Please rewrite the lines below, replacing "gust-marker" with "gust-symbol" everywhere and leaving everything else unchanged. Leave the pictures out of your answer.

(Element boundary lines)
- - - - -

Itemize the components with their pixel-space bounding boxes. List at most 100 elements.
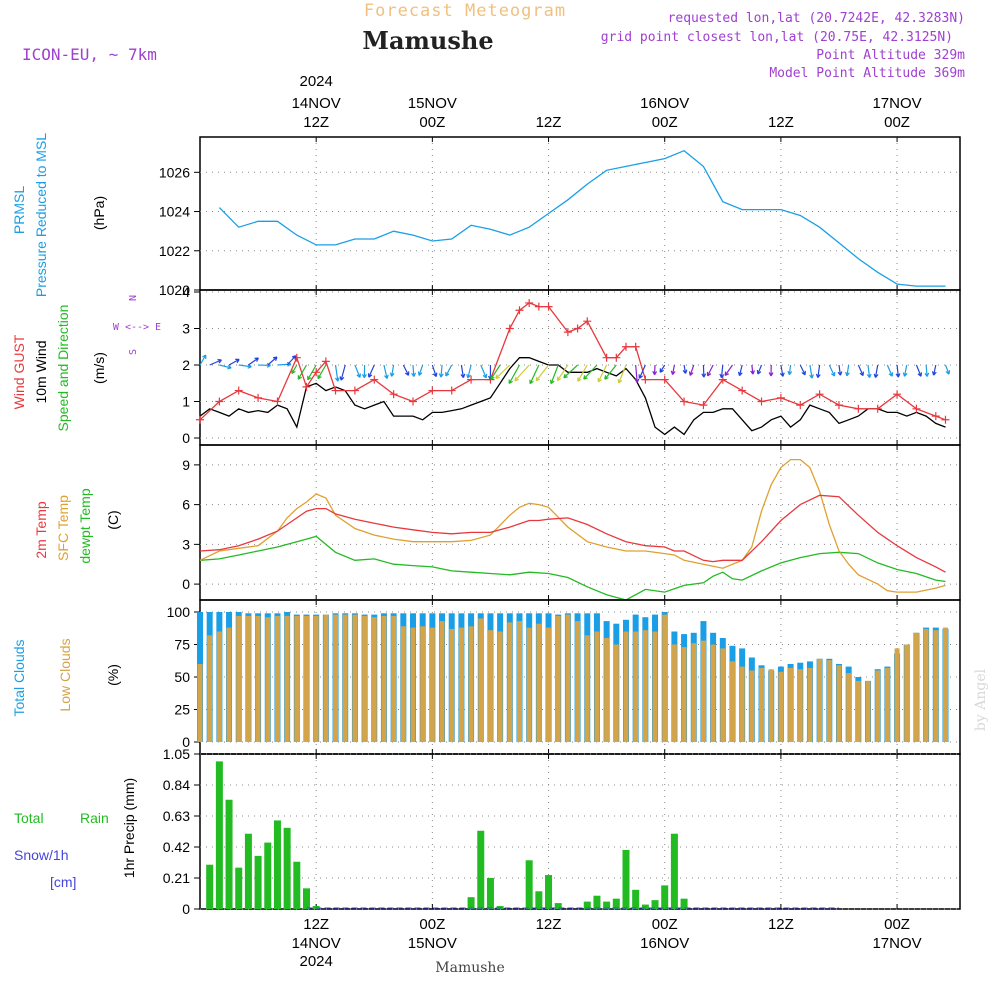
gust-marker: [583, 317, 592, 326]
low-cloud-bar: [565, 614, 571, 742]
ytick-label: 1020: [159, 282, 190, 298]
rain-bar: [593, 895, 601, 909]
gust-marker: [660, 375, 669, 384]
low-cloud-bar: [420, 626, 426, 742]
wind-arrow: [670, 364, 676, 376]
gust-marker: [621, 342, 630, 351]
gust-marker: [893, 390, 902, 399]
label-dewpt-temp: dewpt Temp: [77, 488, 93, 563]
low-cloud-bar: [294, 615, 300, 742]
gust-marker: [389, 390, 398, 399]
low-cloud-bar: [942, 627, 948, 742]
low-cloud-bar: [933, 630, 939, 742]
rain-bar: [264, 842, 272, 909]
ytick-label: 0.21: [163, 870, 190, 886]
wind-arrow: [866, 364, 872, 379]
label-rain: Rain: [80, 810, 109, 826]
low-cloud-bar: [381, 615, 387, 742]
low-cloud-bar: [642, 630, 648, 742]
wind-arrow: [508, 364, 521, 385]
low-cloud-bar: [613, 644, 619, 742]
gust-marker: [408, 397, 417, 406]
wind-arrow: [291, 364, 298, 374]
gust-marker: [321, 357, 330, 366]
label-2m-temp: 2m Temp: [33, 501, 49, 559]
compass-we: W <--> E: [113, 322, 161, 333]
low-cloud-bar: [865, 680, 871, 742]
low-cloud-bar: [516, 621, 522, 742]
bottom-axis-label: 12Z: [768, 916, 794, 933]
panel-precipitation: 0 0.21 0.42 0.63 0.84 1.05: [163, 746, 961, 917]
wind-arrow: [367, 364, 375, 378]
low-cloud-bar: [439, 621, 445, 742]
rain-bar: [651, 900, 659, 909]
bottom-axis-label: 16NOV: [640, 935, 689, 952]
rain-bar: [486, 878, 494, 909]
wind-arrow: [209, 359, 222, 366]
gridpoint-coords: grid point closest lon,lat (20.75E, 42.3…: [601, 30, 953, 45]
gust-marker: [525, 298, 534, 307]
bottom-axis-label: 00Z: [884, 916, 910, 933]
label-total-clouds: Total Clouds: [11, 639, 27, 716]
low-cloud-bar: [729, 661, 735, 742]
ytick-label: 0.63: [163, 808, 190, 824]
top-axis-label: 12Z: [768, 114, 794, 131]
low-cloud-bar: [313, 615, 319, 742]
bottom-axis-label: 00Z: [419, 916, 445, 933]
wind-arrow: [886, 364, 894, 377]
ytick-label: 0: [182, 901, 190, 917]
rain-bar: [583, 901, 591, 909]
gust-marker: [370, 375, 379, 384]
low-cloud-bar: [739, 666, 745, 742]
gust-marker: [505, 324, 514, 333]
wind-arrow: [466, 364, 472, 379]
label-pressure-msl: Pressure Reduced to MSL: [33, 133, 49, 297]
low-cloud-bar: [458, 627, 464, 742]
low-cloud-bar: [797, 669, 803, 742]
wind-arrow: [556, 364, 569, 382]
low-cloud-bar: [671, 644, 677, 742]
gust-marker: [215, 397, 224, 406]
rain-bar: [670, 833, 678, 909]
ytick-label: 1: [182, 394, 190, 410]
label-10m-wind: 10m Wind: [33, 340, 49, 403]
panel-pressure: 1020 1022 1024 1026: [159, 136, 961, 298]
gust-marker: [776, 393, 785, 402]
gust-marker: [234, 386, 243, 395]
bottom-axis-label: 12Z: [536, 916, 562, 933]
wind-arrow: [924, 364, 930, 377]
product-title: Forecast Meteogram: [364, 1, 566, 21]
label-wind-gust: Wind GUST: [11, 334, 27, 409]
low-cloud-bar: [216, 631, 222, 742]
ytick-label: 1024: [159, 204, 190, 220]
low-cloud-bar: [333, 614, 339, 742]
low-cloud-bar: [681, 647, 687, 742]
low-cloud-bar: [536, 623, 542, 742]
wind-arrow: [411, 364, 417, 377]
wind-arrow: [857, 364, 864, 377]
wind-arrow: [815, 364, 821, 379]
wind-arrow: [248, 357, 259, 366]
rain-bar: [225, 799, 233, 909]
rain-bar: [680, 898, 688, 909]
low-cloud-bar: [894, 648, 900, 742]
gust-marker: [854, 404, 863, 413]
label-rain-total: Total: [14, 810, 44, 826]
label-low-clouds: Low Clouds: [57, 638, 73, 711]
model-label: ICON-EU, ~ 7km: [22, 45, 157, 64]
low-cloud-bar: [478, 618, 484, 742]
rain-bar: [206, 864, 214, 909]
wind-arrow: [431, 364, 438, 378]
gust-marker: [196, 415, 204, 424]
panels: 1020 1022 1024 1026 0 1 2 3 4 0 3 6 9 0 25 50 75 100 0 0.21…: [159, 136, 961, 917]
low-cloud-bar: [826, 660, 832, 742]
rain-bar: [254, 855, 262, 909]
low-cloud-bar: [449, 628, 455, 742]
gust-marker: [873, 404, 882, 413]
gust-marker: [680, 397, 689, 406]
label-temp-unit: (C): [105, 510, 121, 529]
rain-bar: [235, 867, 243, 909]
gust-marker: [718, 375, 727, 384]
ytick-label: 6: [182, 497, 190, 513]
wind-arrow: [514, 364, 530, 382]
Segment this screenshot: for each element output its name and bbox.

- - - - -

▶ OUTPUT FOR THIS EXERCISE:
Itemize the components with their pixel-space bounding boxes. List at most 100 elements.
gust-symbol: [583, 317, 592, 326]
low-cloud-bar: [565, 614, 571, 742]
ytick-label: 1020: [159, 282, 190, 298]
rain-bar: [593, 895, 601, 909]
gust-symbol: [660, 375, 669, 384]
low-cloud-bar: [420, 626, 426, 742]
wind-arrow: [670, 364, 676, 376]
gust-symbol: [621, 342, 630, 351]
gust-symbol: [893, 390, 902, 399]
label-dewpt-temp: dewpt Temp: [77, 488, 93, 563]
low-cloud-bar: [294, 615, 300, 742]
gust-symbol: [389, 390, 398, 399]
low-cloud-bar: [942, 627, 948, 742]
low-cloud-bar: [933, 630, 939, 742]
rain-bar: [264, 842, 272, 909]
ytick-label: 0.21: [163, 870, 190, 886]
wind-arrow: [866, 364, 872, 379]
label-rain: Rain: [80, 810, 109, 826]
low-cloud-bar: [381, 615, 387, 742]
low-cloud-bar: [642, 630, 648, 742]
wind-arrow: [508, 364, 521, 385]
low-cloud-bar: [613, 644, 619, 742]
gust-symbol: [408, 397, 417, 406]
wind-arrow: [291, 364, 298, 374]
gust-symbol: [321, 357, 330, 366]
label-2m-temp: 2m Temp: [33, 501, 49, 559]
compass-we: W <--> E: [113, 322, 161, 333]
low-cloud-bar: [865, 680, 871, 742]
low-cloud-bar: [516, 621, 522, 742]
bottom-axis-label: 12Z: [768, 916, 794, 933]
panel-precipitation: 0 0.21 0.42 0.63 0.84 1.05: [163, 746, 961, 917]
wind-arrow: [367, 364, 375, 378]
low-cloud-bar: [439, 621, 445, 742]
rain-bar: [651, 900, 659, 909]
bottom-axis-label: 16NOV: [640, 935, 689, 952]
rain-bar: [486, 878, 494, 909]
wind-arrow: [209, 359, 222, 366]
gridpoint-coords: grid point closest lon,lat (20.75E, 42.3…: [601, 30, 953, 45]
gust-symbol: [525, 298, 534, 307]
bottom-axis-label: 00Z: [884, 916, 910, 933]
label-total-clouds: Total Clouds: [11, 639, 27, 716]
low-cloud-bar: [729, 661, 735, 742]
ytick-label: 0.63: [163, 808, 190, 824]
top-axis-label: 12Z: [768, 114, 794, 131]
low-cloud-bar: [313, 615, 319, 742]
bottom-axis-label: 00Z: [419, 916, 445, 933]
wind-arrow: [886, 364, 894, 377]
ytick-label: 0: [182, 901, 190, 917]
rain-bar: [583, 901, 591, 909]
gust-symbol: [370, 375, 379, 384]
low-cloud-bar: [739, 666, 745, 742]
gust-symbol: [505, 324, 514, 333]
wind-arrow: [466, 364, 472, 379]
label-pressure-msl: Pressure Reduced to MSL: [33, 133, 49, 297]
low-cloud-bar: [458, 627, 464, 742]
low-cloud-bar: [797, 669, 803, 742]
wind-arrow: [556, 364, 569, 382]
low-cloud-bar: [671, 644, 677, 742]
gust-symbol: [215, 397, 224, 406]
rain-bar: [670, 833, 678, 909]
ytick-label: 1: [182, 394, 190, 410]
label-10m-wind: 10m Wind: [33, 340, 49, 403]
panel-pressure: 1020 1022 1024 1026: [159, 136, 961, 298]
gust-symbol: [776, 393, 785, 402]
gust-symbol: [234, 386, 243, 395]
bottom-axis-label: 12Z: [536, 916, 562, 933]
wind-arrow: [924, 364, 930, 377]
product-title: Forecast Meteogram: [364, 1, 566, 21]
label-wind-gust: Wind GUST: [11, 334, 27, 409]
low-cloud-bar: [216, 631, 222, 742]
ytick-label: 1024: [159, 204, 190, 220]
low-cloud-bar: [333, 614, 339, 742]
low-cloud-bar: [681, 647, 687, 742]
low-cloud-bar: [536, 623, 542, 742]
wind-arrow: [411, 364, 417, 377]
wind-arrow: [857, 364, 864, 377]
wind-arrow: [815, 364, 821, 379]
wind-arrow: [248, 357, 259, 366]
rain-bar: [225, 799, 233, 909]
rain-bar: [680, 898, 688, 909]
low-cloud-bar: [894, 648, 900, 742]
gust-symbol: [854, 404, 863, 413]
label-rain-total: Total: [14, 810, 44, 826]
label-low-clouds: Low Clouds: [57, 638, 73, 711]
model-label: ICON-EU, ~ 7km: [22, 45, 157, 64]
low-cloud-bar: [478, 618, 484, 742]
rain-bar: [206, 864, 214, 909]
wind-arrow: [431, 364, 438, 378]
gust-symbol: [196, 415, 204, 424]
panels: 1020 1022 1024 1026 0 1 2 3 4 0 3 6 9 0 25 50 75 100 0 0.21…: [159, 136, 961, 917]
low-cloud-bar: [826, 660, 832, 742]
rain-bar: [254, 855, 262, 909]
low-cloud-bar: [449, 628, 455, 742]
gust-symbol: [873, 404, 882, 413]
gust-symbol: [680, 397, 689, 406]
label-temp-unit: (C): [105, 510, 121, 529]
rain-bar: [235, 867, 243, 909]
gust-symbol: [718, 375, 727, 384]
ytick-label: 6: [182, 497, 190, 513]
wind-arrow: [514, 364, 530, 382]
Segment this screenshot: for each element output its name and bbox.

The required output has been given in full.